■ Raw records
==========
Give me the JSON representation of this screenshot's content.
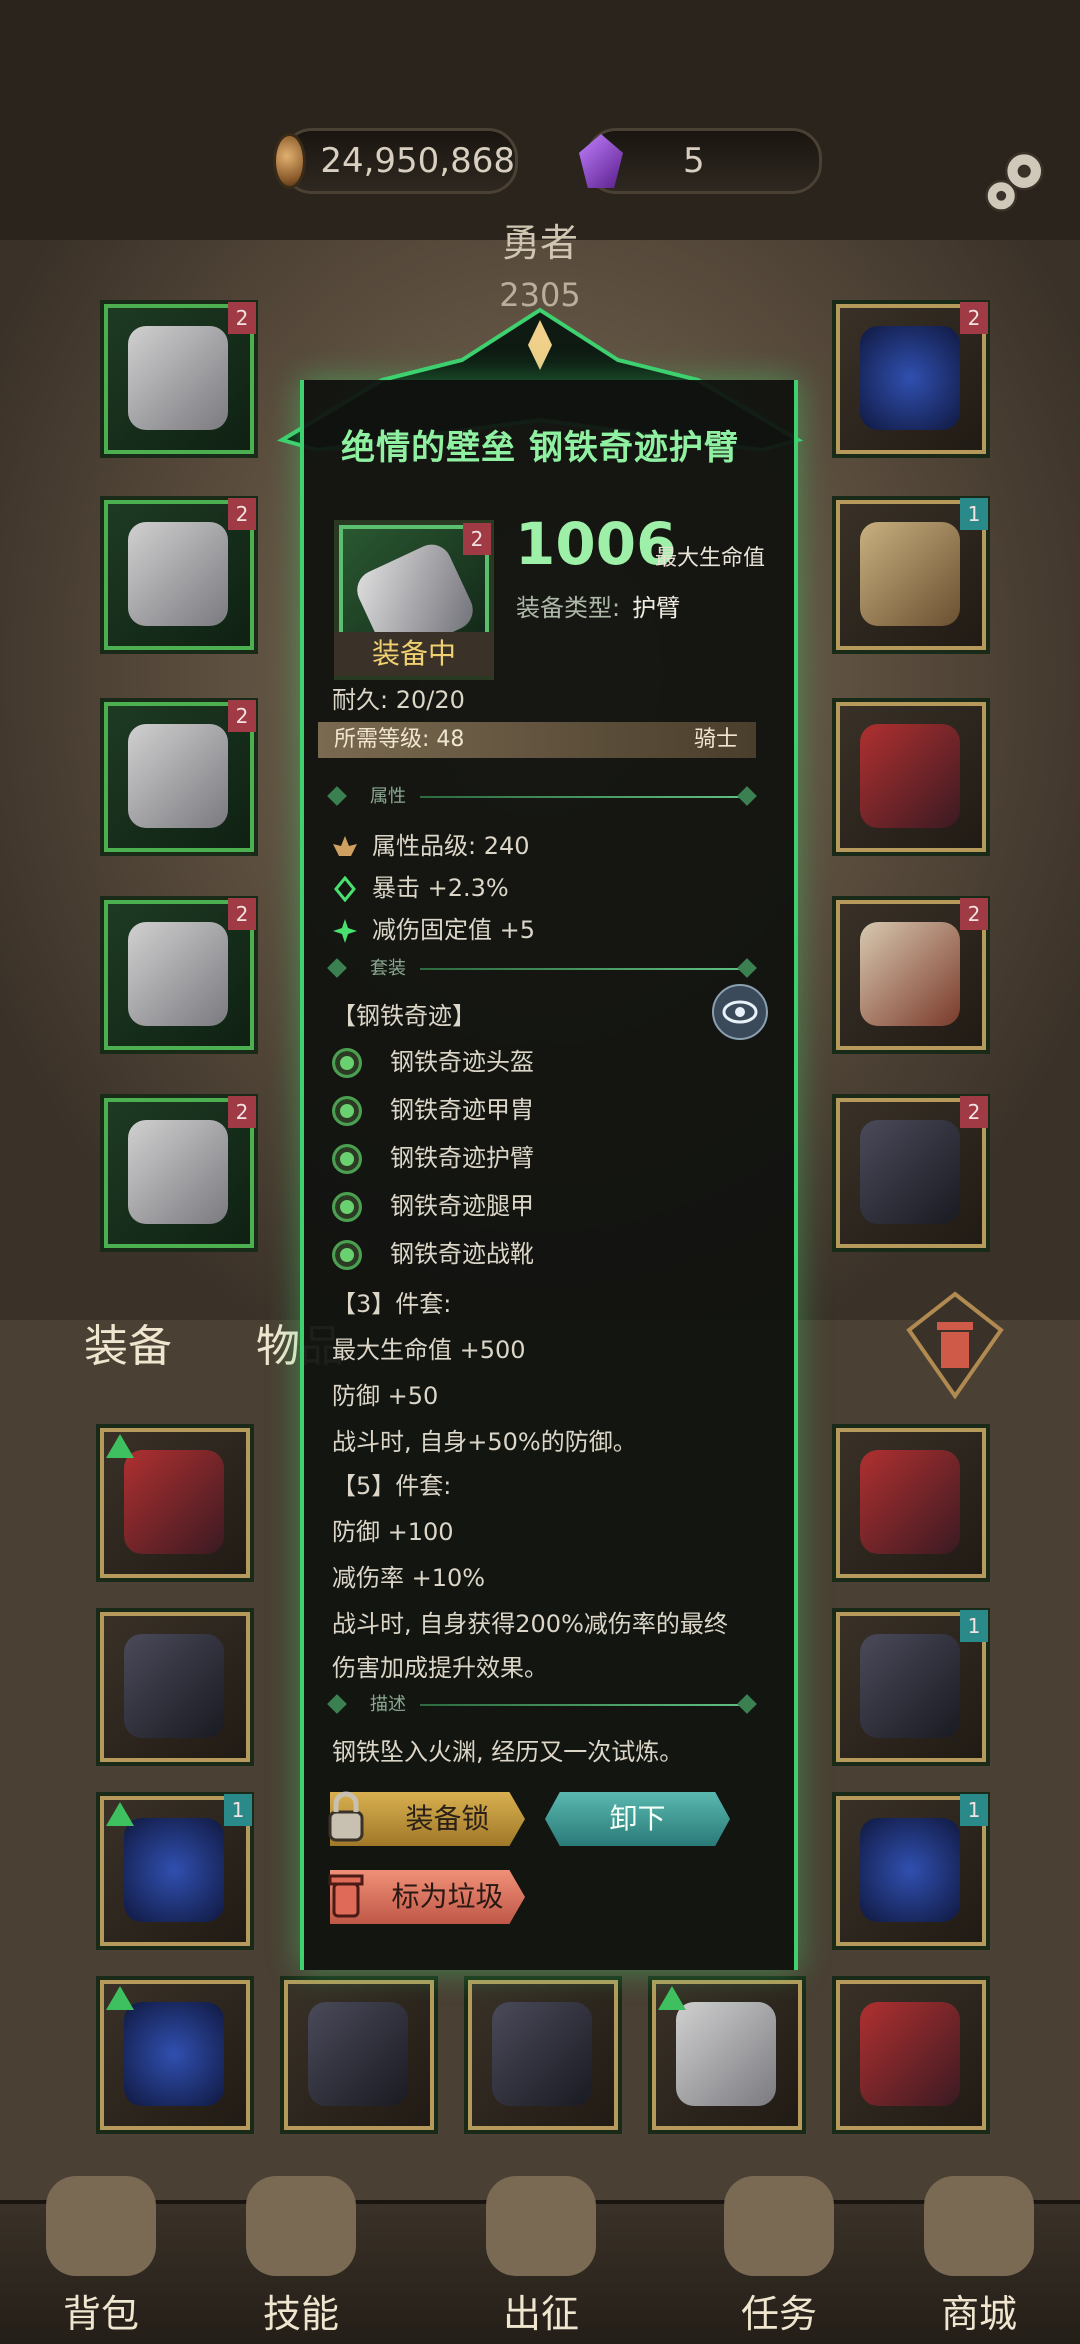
{
  "resources": {
    "gold_icon": "coin-icon",
    "gold": "24,950,868",
    "gem_icon": "purple-crystal-icon",
    "gems": "5"
  },
  "hero": {
    "name": "勇者",
    "number": "2305"
  },
  "item": {
    "title": "绝情的壁垒 钢铁奇迹护臂",
    "equipped_label": "装备中",
    "main_stat_value": "1006",
    "main_stat_label": "最大生命值",
    "type_label": "装备类型:",
    "type_value": "护臂",
    "durability": "耐久: 20/20",
    "required_level": "所需等级: 48",
    "class": "骑士",
    "section_attributes": "属性",
    "attr_grade": "属性品级: 240",
    "attr_crit": "暴击 +2.3%",
    "attr_reduction": "减伤固定值 +5",
    "section_set": "套装",
    "set_name": "【钢铁奇迹】",
    "set_pieces": [
      "钢铁奇迹头盔",
      "钢铁奇迹甲胄",
      "钢铁奇迹护臂",
      "钢铁奇迹腿甲",
      "钢铁奇迹战靴"
    ],
    "set3_header": "【3】件套:",
    "set3_lines": [
      "最大生命值 +500",
      "防御 +50",
      "战斗时, 自身+50%的防御。"
    ],
    "set5_header": "【5】件套:",
    "set5_lines": [
      "防御 +100",
      "减伤率 +10%",
      "战斗时, 自身获得200%减伤率的最终",
      "伤害加成提升效果。"
    ],
    "section_desc": "描述",
    "description": "钢铁坠入火渊, 经历又一次试炼。"
  },
  "buttons": {
    "lock": "装备锁",
    "unequip": "卸下",
    "mark_trash": "标为垃圾"
  },
  "tabs": {
    "equipment": "装备",
    "items": "物品"
  },
  "nav": [
    "背包",
    "技能",
    "出征",
    "任务",
    "商城"
  ],
  "colors": {
    "accent_green": "#3fd070",
    "stat_green": "#9ef0a8",
    "gold_button": "#d8b050",
    "teal_button": "#5ab8b0",
    "salmon_button": "#f09078"
  }
}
==========
■ What the task requires
Transcribe every entry above exactly. Omit all pictures.

■ Solution to the problem
Give me the JSON representation of this screenshot's content.
{
  "resources": {
    "gold_icon": "coin-icon",
    "gold": "24,950,868",
    "gem_icon": "purple-crystal-icon",
    "gems": "5"
  },
  "hero": {
    "name": "勇者",
    "number": "2305"
  },
  "item": {
    "title": "绝情的壁垒 钢铁奇迹护臂",
    "equipped_label": "装备中",
    "main_stat_value": "1006",
    "main_stat_label": "最大生命值",
    "type_label": "装备类型:",
    "type_value": "护臂",
    "durability": "耐久: 20/20",
    "required_level": "所需等级: 48",
    "class": "骑士",
    "section_attributes": "属性",
    "attr_grade": "属性品级: 240",
    "attr_crit": "暴击 +2.3%",
    "attr_reduction": "减伤固定值 +5",
    "section_set": "套装",
    "set_name": "【钢铁奇迹】",
    "set_pieces": [
      "钢铁奇迹头盔",
      "钢铁奇迹甲胄",
      "钢铁奇迹护臂",
      "钢铁奇迹腿甲",
      "钢铁奇迹战靴"
    ],
    "set3_header": "【3】件套:",
    "set3_lines": [
      "最大生命值 +500",
      "防御 +50",
      "战斗时, 自身+50%的防御。"
    ],
    "set5_header": "【5】件套:",
    "set5_lines": [
      "防御 +100",
      "减伤率 +10%",
      "战斗时, 自身获得200%减伤率的最终",
      "伤害加成提升效果。"
    ],
    "section_desc": "描述",
    "description": "钢铁坠入火渊, 经历又一次试炼。"
  },
  "buttons": {
    "lock": "装备锁",
    "unequip": "卸下",
    "mark_trash": "标为垃圾"
  },
  "tabs": {
    "equipment": "装备",
    "items": "物品"
  },
  "nav": [
    "背包",
    "技能",
    "出征",
    "任务",
    "商城"
  ],
  "colors": {
    "accent_green": "#3fd070",
    "stat_green": "#9ef0a8",
    "gold_button": "#d8b050",
    "teal_button": "#5ab8b0",
    "salmon_button": "#f09078"
  }
}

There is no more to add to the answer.